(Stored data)
## Start
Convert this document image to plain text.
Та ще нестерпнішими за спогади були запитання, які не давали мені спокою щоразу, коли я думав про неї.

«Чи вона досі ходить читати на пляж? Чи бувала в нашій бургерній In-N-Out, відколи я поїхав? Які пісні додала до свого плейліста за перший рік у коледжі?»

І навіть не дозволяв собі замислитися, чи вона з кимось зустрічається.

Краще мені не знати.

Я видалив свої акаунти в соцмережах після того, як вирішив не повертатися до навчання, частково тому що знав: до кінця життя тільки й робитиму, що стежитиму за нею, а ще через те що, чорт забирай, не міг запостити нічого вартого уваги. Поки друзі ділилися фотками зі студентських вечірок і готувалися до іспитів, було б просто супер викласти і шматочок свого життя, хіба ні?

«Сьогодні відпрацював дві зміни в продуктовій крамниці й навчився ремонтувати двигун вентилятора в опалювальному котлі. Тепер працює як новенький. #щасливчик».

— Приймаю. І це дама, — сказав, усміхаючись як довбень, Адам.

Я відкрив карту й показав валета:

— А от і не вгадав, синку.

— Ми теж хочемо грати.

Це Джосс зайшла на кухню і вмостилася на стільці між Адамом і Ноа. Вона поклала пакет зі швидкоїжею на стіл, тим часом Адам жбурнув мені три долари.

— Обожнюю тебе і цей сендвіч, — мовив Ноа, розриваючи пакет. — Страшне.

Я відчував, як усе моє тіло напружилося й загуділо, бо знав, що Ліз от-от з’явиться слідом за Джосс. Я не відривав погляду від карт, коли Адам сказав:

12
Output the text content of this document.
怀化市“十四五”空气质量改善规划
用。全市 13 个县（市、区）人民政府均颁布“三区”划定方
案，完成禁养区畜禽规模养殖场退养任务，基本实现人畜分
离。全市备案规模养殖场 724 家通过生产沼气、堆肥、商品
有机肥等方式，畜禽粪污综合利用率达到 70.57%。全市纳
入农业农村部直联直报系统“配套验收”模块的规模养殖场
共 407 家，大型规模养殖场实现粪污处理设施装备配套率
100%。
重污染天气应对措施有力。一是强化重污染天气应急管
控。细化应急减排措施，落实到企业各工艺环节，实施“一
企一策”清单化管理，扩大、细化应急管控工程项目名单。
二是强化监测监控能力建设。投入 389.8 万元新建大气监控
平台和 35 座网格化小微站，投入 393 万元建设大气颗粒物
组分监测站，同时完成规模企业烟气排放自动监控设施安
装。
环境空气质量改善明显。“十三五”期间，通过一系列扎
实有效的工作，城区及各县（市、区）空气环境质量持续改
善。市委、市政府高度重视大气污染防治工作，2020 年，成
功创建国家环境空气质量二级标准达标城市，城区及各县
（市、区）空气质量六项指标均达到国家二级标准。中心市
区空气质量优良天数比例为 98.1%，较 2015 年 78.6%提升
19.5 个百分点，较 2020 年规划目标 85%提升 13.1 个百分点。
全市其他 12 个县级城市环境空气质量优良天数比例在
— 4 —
## End
Copy out each line of the data containing the string "мені".

Written solution
Та ще нестерпнішими за спогади були запитання, які не давали мені спокою щоразу, коли я думав про неї.
Краще мені не знати.
Це Джосс зайшла на кухню і вмостилася на стільці між Адамом і Ноа. Вона поклала пакет зі швидкоїжею на стіл, тим часом Адам жбурнув мені три долари.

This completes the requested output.